## Исходный текст
Что такое любовь? Для большинства из нас это удовольствие, а значит и страх. Мы называем любовью именно это. Но что такое любовь, когда имеется понимание страха и удовольствия? И «кто» собирается отвечать на этот вопрос? — ведущий беседу, священник, книга? Имеется ли какая то внешняя инстанция, которая будет нам указывать, что мы всё делаем замечательно, что можем продолжать в том же духе? Или дело обстоит так, что исследовав, пронаблюдав, рассмотрев, не аналитически, всю структуру и природу удовольствия, страха, боли, мы обнаружили, что «наблюдающий», «мыслящий» есть часть мысли. Если отсутствует мышление, нет и «мыслящего», они — неразделимы; «мыслящий» является мыслью. В наблюдении этого заложена красота и утончённость. И где сейчас тот ум, который начал исследование проблемы страха? Понимаете? Каково состояние ума теперь, когда он прошёл через всё это? Такое же, каким было до вхождения в это состояние? Ум увидел всё так близко — увидел природу того, что называют мыслью, страхом и удовольствием; ум увидел всё это — так каково теперь его фактическое состояние? Очевидно, что никто, кроме вас самих, не может ответить на это; если вы действительно вошли в это, вы видите полную трансформацию ума.
Участник беседы:[Невнятно.]
Кришнамурти: Нет ничего легче, чем задать вопрос. Вероятно, некоторые из нас думали, о чём бы спросить, — в то время, когда ведущий беседу вёл исследование. Мы больше озабочены нашим вопросом, чем слушанием. Человек должен задавать собственные вопросы, — не только здесь, но и везде. Задать правильный вопрос намного важнее, чем услышать ответ. Решение проблемы лежит в понимании самой проблемы; ответ — не вне проблемы, ответ — в самой сути проблемы. Невозможно ясно увидеть проблему, будучи озабоченным ответом, её решением. Большинство из нас спешат разрешить проблему, даже не рассматривая её, поскольку для подобного рассмотрения требуется энергия, накал, страстность, а не лень и вялость, как у большинства из нас, ожидающих, чтобы кто-то другой сделал это за нас. Нет никого, кто сможет решить хоть какую-нибудь из наших проблем — политических, религиозных или психологических. Требуется огромное количество жизненной силы, страсти, накала, чтобы посмотреть на проблему и пронаблюдать её, и тогда, — по мере того, как вы наблюдаете, — ответ станет совершенно ясным.

## Фрагмент данных
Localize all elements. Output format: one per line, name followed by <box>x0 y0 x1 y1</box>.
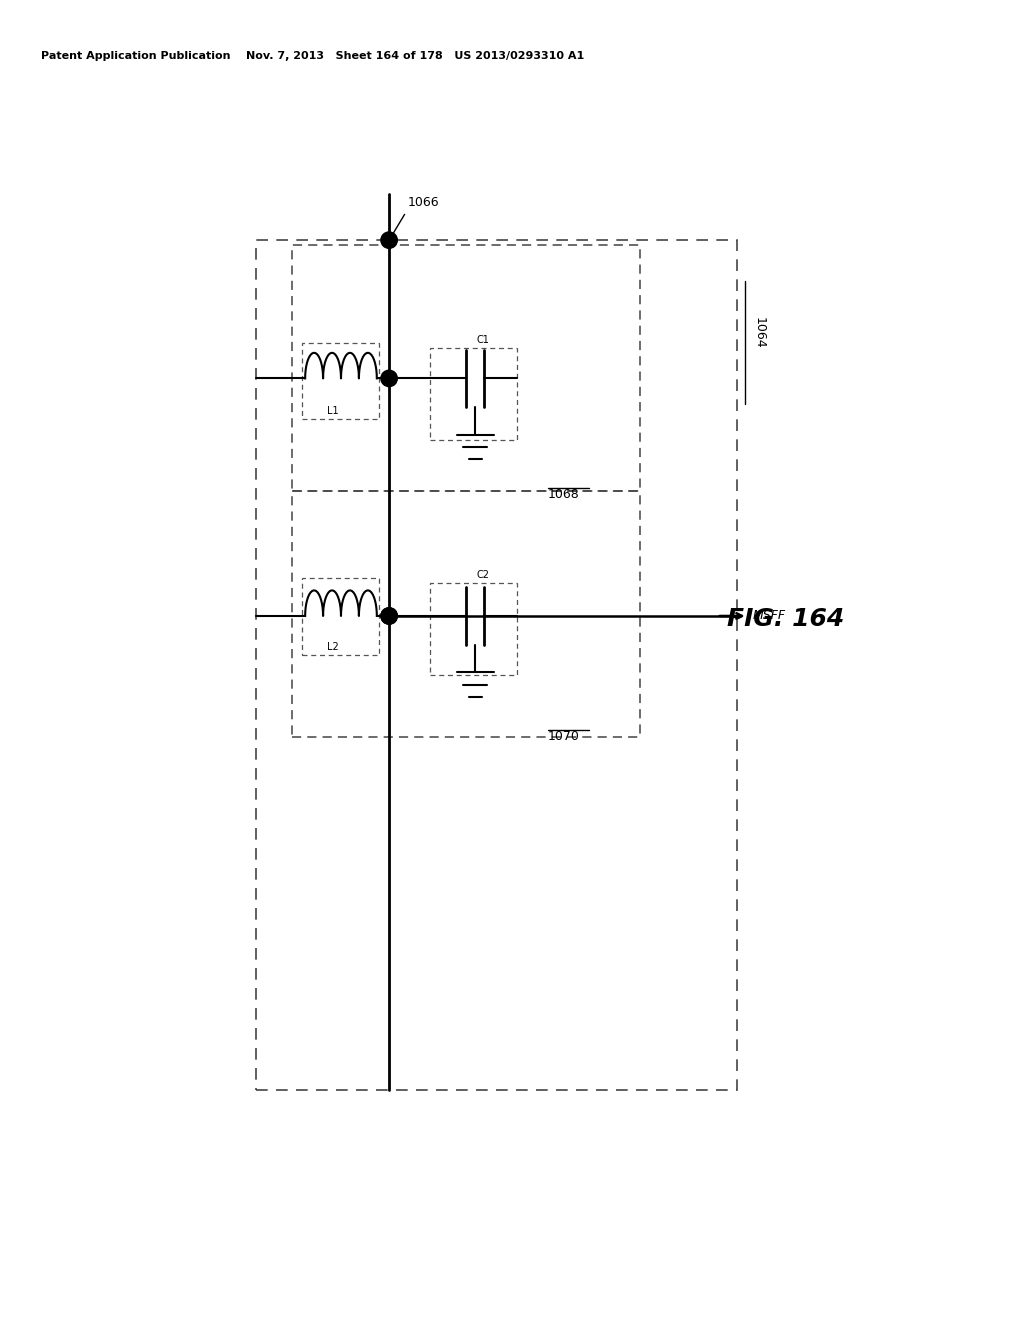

## Что сделать
Для каждого утверждения ответьте «да» или «нет», согласуется ли оно с текстом, и дословно приведите решающие слова текста: (а) ответ на проблему находится вне самой проблемы; (б) задать правильный вопрос важнее, чем услышать ответ; (в) кто-то другой способен решить за нас психологические проблемы.

## Ответ
(а) Нет: «ответ — не вне проблемы, ответ — в самой сути проблемы».
(б) Да: «Задать правильный вопрос намного важнее, чем услышать ответ».
(в) Нет: «Нет никого, кто сможет решить хоть какую-нибудь из наших проблем — политических, религиозных или психологических».